#### SOURCE MATERIAL
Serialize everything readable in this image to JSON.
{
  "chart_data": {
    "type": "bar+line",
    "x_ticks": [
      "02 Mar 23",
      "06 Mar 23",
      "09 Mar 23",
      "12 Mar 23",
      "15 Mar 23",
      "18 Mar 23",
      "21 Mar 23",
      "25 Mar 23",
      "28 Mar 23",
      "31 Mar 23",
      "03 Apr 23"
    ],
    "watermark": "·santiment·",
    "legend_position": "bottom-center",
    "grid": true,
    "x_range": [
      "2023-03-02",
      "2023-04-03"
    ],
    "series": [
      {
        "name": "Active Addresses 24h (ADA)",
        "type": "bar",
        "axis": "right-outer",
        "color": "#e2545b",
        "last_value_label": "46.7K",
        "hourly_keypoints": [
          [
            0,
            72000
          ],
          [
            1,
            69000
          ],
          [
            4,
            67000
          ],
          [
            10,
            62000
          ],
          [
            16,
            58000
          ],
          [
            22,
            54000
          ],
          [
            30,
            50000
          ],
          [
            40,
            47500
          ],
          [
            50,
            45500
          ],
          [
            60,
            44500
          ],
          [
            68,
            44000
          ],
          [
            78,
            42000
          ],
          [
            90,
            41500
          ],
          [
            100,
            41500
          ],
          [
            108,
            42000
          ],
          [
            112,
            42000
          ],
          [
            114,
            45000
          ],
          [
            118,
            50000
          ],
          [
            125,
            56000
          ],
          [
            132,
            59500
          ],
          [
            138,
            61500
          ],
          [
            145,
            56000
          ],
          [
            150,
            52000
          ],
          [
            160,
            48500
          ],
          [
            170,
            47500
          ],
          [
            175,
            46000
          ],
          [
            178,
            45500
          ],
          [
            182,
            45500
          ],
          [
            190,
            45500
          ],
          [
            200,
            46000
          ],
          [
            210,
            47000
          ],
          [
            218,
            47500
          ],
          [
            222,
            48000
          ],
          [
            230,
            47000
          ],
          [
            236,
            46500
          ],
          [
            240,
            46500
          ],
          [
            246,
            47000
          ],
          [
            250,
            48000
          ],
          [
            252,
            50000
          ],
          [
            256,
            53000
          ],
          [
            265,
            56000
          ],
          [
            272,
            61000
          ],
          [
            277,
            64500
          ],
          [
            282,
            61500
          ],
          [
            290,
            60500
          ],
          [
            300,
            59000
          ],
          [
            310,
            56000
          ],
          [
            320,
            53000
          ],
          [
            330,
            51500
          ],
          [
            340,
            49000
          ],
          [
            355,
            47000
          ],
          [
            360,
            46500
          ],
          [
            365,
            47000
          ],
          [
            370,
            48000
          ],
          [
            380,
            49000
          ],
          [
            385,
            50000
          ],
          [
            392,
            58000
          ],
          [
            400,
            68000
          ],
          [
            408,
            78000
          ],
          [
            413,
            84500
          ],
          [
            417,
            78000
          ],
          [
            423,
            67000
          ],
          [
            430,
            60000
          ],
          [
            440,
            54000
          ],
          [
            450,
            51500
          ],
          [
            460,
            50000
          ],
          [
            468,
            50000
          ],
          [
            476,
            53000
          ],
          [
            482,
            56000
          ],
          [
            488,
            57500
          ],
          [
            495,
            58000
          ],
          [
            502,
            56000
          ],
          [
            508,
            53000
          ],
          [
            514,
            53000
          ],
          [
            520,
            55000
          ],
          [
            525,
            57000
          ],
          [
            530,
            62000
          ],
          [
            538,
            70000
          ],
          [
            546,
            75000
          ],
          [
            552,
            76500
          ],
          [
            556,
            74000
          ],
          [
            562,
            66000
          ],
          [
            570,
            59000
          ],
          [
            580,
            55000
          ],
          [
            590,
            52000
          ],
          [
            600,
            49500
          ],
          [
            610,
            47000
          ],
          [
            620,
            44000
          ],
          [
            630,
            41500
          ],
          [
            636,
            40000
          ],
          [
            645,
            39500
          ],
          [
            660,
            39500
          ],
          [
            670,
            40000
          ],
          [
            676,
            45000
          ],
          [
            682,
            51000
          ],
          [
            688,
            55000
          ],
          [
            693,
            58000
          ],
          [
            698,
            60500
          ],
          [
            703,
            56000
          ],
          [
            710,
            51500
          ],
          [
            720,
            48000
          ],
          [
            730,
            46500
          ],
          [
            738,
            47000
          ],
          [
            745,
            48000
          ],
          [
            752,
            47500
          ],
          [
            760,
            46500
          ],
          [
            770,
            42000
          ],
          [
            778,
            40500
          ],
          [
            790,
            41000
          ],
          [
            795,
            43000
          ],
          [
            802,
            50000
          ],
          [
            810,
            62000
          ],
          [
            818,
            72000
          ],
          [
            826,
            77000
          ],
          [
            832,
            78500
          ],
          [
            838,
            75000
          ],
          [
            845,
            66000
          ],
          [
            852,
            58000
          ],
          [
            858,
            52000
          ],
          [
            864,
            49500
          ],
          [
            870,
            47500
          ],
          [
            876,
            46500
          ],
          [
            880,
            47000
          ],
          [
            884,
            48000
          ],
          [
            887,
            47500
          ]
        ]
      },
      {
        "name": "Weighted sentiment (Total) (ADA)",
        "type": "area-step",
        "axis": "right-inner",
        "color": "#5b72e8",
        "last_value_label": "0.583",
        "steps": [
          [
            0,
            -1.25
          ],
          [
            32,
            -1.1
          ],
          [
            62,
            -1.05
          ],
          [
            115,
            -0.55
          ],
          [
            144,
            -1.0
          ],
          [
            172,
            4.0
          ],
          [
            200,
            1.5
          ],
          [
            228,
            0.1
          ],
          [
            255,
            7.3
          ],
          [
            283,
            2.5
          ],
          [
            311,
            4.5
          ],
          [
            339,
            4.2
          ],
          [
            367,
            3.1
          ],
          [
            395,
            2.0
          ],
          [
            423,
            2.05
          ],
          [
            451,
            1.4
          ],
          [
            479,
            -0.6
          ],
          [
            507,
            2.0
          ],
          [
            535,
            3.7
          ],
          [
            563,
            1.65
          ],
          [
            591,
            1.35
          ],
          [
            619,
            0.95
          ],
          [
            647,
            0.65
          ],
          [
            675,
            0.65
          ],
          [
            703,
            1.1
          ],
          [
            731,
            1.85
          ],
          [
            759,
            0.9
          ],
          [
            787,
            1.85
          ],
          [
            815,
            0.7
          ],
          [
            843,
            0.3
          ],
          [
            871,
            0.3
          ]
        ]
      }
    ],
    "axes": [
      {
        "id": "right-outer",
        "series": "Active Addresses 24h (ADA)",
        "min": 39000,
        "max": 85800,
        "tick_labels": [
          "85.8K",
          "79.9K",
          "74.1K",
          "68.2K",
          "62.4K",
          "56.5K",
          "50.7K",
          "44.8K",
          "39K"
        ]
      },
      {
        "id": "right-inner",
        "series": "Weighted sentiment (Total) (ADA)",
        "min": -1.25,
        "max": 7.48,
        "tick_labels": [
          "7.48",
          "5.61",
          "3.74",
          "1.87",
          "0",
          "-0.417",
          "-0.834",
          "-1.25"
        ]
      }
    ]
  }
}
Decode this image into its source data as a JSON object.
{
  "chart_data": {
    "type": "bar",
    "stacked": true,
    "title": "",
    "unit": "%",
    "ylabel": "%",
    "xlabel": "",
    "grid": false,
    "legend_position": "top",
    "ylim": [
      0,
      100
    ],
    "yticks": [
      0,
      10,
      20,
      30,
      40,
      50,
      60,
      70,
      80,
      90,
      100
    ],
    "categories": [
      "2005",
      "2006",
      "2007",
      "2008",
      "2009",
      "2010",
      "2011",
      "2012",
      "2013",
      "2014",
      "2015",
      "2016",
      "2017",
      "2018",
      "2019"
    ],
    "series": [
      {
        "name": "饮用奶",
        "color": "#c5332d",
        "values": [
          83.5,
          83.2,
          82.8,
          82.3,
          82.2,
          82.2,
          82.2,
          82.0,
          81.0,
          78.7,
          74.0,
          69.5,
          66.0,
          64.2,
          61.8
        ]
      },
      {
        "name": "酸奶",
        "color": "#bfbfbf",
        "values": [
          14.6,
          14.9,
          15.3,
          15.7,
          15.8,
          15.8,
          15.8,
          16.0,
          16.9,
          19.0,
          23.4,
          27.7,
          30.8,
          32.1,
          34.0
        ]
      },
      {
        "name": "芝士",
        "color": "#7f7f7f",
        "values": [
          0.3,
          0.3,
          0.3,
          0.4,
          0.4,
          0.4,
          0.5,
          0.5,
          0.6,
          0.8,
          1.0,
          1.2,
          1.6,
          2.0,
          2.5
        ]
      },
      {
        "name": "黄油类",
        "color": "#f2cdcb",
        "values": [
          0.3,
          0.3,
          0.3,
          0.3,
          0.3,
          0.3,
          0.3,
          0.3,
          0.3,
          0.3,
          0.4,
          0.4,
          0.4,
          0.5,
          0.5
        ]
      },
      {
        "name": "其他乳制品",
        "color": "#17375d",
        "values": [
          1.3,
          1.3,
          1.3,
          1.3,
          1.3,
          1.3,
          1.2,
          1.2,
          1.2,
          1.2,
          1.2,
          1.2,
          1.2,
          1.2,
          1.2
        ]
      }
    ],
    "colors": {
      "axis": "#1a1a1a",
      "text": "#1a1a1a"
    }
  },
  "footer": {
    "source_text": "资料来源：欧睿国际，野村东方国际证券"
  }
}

#### WORK TO COMPLETE
Find every line in the records above that holds the word "Addresses", and copy each one.

#### COMPLETED EXERCISE
        "name": "Active Addresses 24h (ADA)",
        "series": "Active Addresses 24h (ADA)",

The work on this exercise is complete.